[Stored data]
------------------------

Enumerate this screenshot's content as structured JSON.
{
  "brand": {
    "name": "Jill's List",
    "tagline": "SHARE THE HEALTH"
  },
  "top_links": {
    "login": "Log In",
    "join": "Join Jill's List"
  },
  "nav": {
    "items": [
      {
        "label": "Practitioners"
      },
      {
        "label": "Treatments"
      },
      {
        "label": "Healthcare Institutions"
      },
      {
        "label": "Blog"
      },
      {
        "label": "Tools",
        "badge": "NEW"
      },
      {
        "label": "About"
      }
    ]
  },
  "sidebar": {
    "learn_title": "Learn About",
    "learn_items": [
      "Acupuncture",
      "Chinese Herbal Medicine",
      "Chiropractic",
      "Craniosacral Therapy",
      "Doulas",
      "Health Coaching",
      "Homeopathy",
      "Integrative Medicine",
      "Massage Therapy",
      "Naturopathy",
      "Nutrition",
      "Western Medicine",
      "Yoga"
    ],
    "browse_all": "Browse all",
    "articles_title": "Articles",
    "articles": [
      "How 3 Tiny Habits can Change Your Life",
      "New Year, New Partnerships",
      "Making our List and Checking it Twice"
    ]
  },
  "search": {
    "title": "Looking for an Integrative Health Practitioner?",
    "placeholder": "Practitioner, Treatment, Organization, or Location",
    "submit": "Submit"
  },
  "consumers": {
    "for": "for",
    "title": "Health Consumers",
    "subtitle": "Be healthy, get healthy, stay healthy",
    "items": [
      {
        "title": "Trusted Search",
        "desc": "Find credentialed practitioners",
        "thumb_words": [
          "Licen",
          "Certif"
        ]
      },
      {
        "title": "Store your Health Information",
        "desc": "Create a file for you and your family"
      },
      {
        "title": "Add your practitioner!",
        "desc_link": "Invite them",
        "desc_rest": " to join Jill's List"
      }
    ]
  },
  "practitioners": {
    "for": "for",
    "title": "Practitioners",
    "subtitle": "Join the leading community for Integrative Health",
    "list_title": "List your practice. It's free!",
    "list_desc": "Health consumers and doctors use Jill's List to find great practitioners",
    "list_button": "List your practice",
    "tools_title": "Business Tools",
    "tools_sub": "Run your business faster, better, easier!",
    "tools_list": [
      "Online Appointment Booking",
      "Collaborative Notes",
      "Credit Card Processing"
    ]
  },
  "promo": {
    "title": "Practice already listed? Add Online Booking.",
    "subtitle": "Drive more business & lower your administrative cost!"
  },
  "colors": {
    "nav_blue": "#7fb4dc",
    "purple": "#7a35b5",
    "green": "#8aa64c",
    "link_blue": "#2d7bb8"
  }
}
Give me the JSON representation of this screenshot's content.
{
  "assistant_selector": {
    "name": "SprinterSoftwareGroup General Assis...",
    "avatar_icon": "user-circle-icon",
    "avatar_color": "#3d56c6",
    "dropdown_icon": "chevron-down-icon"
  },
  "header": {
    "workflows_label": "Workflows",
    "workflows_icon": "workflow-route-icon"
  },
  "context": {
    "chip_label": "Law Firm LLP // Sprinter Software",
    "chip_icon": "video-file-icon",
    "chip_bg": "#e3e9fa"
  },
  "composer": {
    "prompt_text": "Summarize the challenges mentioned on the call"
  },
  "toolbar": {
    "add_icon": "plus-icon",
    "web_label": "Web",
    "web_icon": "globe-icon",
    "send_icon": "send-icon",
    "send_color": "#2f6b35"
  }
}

------------------------

**WHAT TO PRODUCE**. Gather up, from the records above, each line where the word "Integrative" appears.

**FINAL RESULT**.
      "Integrative Medicine",
    "title": "Looking for an Integrative Health Practitioner?",
    "subtitle": "Join the leading community for Integrative Health",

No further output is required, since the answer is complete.